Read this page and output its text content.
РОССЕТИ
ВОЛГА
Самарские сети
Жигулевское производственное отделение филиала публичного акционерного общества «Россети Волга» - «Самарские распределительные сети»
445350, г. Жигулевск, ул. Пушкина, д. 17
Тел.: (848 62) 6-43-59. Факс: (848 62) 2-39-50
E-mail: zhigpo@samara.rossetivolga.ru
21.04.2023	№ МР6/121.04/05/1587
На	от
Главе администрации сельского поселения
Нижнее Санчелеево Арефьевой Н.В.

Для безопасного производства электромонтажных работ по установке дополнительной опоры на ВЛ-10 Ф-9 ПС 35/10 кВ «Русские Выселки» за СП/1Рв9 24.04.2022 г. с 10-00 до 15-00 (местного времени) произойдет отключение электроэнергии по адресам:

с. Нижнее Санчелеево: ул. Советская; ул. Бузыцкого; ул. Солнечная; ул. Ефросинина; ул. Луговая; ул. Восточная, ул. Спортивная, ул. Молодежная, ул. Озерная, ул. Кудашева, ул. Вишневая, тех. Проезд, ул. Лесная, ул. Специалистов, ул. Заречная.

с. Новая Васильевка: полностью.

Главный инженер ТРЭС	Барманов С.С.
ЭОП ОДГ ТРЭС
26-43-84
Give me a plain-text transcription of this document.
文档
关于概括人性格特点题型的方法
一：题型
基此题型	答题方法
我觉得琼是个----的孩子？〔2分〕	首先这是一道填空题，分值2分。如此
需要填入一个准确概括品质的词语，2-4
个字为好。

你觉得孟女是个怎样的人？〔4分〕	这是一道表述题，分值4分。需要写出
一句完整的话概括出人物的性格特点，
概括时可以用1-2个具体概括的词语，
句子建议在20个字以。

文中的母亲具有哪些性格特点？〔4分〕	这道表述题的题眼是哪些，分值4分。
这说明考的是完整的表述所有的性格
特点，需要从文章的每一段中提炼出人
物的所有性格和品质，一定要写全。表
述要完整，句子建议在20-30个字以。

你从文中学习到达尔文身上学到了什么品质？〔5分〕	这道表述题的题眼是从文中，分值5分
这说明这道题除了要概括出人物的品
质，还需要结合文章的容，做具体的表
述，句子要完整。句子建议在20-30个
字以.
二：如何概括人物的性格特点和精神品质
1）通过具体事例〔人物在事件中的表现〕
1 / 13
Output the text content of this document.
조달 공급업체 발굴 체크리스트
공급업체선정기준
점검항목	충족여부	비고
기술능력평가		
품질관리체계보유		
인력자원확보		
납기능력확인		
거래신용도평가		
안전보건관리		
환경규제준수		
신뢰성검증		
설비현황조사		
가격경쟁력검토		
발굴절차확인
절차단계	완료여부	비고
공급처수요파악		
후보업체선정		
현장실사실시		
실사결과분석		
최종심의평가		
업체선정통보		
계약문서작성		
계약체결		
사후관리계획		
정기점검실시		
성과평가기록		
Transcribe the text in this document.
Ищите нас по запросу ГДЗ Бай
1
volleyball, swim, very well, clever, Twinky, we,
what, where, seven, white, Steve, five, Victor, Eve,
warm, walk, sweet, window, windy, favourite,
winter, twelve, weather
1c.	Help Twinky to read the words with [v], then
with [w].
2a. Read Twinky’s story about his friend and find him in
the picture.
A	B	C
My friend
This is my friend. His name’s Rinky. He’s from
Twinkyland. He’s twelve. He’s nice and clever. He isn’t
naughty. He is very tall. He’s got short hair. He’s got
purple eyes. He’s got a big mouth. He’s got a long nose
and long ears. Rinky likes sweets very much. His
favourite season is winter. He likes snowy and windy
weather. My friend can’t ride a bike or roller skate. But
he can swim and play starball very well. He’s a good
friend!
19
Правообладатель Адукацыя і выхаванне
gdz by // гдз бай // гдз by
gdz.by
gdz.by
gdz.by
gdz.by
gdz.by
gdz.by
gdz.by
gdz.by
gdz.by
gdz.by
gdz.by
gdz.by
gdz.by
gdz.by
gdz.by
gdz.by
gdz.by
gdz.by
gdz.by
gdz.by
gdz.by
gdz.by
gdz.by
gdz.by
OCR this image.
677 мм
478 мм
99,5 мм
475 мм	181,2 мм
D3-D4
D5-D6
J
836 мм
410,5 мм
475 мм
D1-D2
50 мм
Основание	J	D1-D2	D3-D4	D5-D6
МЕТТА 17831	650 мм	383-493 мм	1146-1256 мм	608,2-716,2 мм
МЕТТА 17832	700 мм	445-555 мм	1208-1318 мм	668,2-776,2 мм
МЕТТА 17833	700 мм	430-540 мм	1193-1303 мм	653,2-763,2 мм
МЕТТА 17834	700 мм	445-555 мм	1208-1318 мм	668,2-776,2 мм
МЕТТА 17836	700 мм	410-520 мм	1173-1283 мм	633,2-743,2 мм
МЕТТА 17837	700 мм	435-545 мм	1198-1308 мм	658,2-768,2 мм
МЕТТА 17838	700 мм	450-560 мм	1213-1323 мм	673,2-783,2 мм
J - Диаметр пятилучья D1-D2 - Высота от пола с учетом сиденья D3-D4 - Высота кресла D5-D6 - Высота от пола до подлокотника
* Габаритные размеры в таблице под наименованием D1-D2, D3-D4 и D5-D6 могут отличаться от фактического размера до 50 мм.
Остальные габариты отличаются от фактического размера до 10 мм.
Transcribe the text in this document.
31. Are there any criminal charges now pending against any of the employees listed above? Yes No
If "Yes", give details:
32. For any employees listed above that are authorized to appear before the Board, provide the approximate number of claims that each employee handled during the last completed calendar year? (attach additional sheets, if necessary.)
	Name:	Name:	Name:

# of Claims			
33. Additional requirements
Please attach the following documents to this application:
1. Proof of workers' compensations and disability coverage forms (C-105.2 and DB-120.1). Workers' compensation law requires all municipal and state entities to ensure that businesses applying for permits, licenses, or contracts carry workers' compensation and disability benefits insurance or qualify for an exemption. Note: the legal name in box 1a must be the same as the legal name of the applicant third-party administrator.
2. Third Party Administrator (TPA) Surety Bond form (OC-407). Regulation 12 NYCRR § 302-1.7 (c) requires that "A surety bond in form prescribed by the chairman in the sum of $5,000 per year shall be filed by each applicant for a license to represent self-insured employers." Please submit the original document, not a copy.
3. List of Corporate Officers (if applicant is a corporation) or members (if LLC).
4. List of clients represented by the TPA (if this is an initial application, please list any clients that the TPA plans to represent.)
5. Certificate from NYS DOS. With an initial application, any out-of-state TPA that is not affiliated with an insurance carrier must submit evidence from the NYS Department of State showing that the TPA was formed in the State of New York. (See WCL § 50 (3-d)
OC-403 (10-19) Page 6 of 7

************

- **Your instructions**: Copy every record above exactly as it appears.

- **Response**:
Read this page and output its text content.
РОССЕТИ
ВОЛГА
Самарские сети
Жигулевское производственное отделение филиала публичного акционерного общества «Россети Волга» - «Самарские распределительные сети»
445350, г. Жигулевск, ул. Пушкина, д. 17
Тел.: (848 62) 6-43-59. Факс: (848 62) 2-39-50
E-mail: zhigpo@samara.rossetivolga.ru
21.04.2023	№ МР6/121.04/05/1587
На	от
Главе администрации сельского поселения
Нижнее Санчелеево Арефьевой Н.В.

Для безопасного производства электромонтажных работ по установке дополнительной опоры на ВЛ-10 Ф-9 ПС 35/10 кВ «Русские Выселки» за СП/1Рв9 24.04.2022 г. с 10-00 до 15-00 (местного времени) произойдет отключение электроэнергии по адресам:

с. Нижнее Санчелеево: ул. Советская; ул. Бузыцкого; ул. Солнечная; ул. Ефросинина; ул. Луговая; ул. Восточная, ул. Спортивная, ул. Молодежная, ул. Озерная, ул. Кудашева, ул. Вишневая, тех. Проезд, ул. Лесная, ул. Специалистов, ул. Заречная.

с. Новая Васильевка: полностью.

Главный инженер ТРЭС	Барманов С.С.
ЭОП ОДГ ТРЭС
26-43-84
Give me a plain-text transcription of this document.
文档
关于概括人性格特点题型的方法
一：题型
基此题型	答题方法
我觉得琼是个----的孩子？〔2分〕	首先这是一道填空题，分值2分。如此
需要填入一个准确概括品质的词语，2-4
个字为好。

你觉得孟女是个怎样的人？〔4分〕	这是一道表述题，分值4分。需要写出
一句完整的话概括出人物的性格特点，
概括时可以用1-2个具体概括的词语，
句子建议在20个字以。

文中的母亲具有哪些性格特点？〔4分〕	这道表述题的题眼是哪些，分值4分。
这说明考的是完整的表述所有的性格
特点，需要从文章的每一段中提炼出人
物的所有性格和品质，一定要写全。表
述要完整，句子建议在20-30个字以。

你从文中学习到达尔文身上学到了什么品质？〔5分〕	这道表述题的题眼是从文中，分值5分
这说明这道题除了要概括出人物的品
质，还需要结合文章的容，做具体的表
述，句子要完整。句子建议在20-30个
字以.
二：如何概括人物的性格特点和精神品质
1）通过具体事例〔人物在事件中的表现〕
1 / 13
Output the text content of this document.
조달 공급업체 발굴 체크리스트
공급업체선정기준
점검항목	충족여부	비고
기술능력평가		
품질관리체계보유		
인력자원확보		
납기능력확인		
거래신용도평가		
안전보건관리		
환경규제준수		
신뢰성검증		
설비현황조사		
가격경쟁력검토		
발굴절차확인
절차단계	완료여부	비고
공급처수요파악		
후보업체선정		
현장실사실시		
실사결과분석		
최종심의평가		
업체선정통보		
계약문서작성		
계약체결		
사후관리계획		
정기점검실시		
성과평가기록		
Transcribe the text in this document.
Ищите нас по запросу ГДЗ Бай
1
volleyball, swim, very well, clever, Twinky, we,
what, where, seven, white, Steve, five, Victor, Eve,
warm, walk, sweet, window, windy, favourite,
winter, twelve, weather
1c.	Help Twinky to read the words with [v], then
with [w].
2a. Read Twinky’s story about his friend and find him in
the picture.
A	B	C
My friend
This is my friend. His name’s Rinky. He’s from
Twinkyland. He’s twelve. He’s nice and clever. He isn’t
naughty. He is very tall. He’s got short hair. He’s got
purple eyes. He’s got a big mouth. He’s got a long nose
and long ears. Rinky likes sweets very much. His
favourite season is winter. He likes snowy and windy
weather. My friend can’t ride a bike or roller skate. But
he can swim and play starball very well. He’s a good
friend!
19
Правообладатель Адукацыя і выхаванне
gdz by // гдз бай // гдз by
gdz.by
gdz.by
gdz.by
gdz.by
gdz.by
gdz.by
gdz.by
gdz.by
gdz.by
gdz.by
gdz.by
gdz.by
gdz.by
gdz.by
gdz.by
gdz.by
gdz.by
gdz.by
gdz.by
gdz.by
gdz.by
gdz.by
gdz.by
gdz.by
OCR this image.
677 мм
478 мм
99,5 мм
475 мм	181,2 мм
D3-D4
D5-D6
J
836 мм
410,5 мм
475 мм
D1-D2
50 мм
Основание	J	D1-D2	D3-D4	D5-D6
МЕТТА 17831	650 мм	383-493 мм	1146-1256 мм	608,2-716,2 мм
МЕТТА 17832	700 мм	445-555 мм	1208-1318 мм	668,2-776,2 мм
МЕТТА 17833	700 мм	430-540 мм	1193-1303 мм	653,2-763,2 мм
МЕТТА 17834	700 мм	445-555 мм	1208-1318 мм	668,2-776,2 мм
МЕТТА 17836	700 мм	410-520 мм	1173-1283 мм	633,2-743,2 мм
МЕТТА 17837	700 мм	435-545 мм	1198-1308 мм	658,2-768,2 мм
МЕТТА 17838	700 мм	450-560 мм	1213-1323 мм	673,2-783,2 мм
J - Диаметр пятилучья D1-D2 - Высота от пола с учетом сиденья D3-D4 - Высота кресла D5-D6 - Высота от пола до подлокотника
* Габаритные размеры в таблице под наименованием D1-D2, D3-D4 и D5-D6 могут отличаться от фактического размера до 50 мм.
Остальные габариты отличаются от фактического размера до 10 мм.
Transcribe the text in this document.
31. Are there any criminal charges now pending against any of the employees listed above? Yes No
If "Yes", give details:
32. For any employees listed above that are authorized to appear before the Board, provide the approximate number of claims that each employee handled during the last completed calendar year? (attach additional sheets, if necessary.)
	Name:	Name:	Name:

# of Claims			
33. Additional requirements
Please attach the following documents to this application:
1. Proof of workers' compensations and disability coverage forms (C-105.2 and DB-120.1). Workers' compensation law requires all municipal and state entities to ensure that businesses applying for permits, licenses, or contracts carry workers' compensation and disability benefits insurance or qualify for an exemption. Note: the legal name in box 1a must be the same as the legal name of the applicant third-party administrator.
2. Third Party Administrator (TPA) Surety Bond form (OC-407). Regulation 12 NYCRR § 302-1.7 (c) requires that "A surety bond in form prescribed by the chairman in the sum of $5,000 per year shall be filed by each applicant for a license to represent self-insured employers." Please submit the original document, not a copy.
3. List of Corporate Officers (if applicant is a corporation) or members (if LLC).
4. List of clients represented by the TPA (if this is an initial application, please list any clients that the TPA plans to represent.)
5. Certificate from NYS DOS. With an initial application, any out-of-state TPA that is not affiliated with an insurance carrier must submit evidence from the NYS Department of State showing that the TPA was formed in the State of New York. (See WCL § 50 (3-d)
OC-403 (10-19) Page 6 of 7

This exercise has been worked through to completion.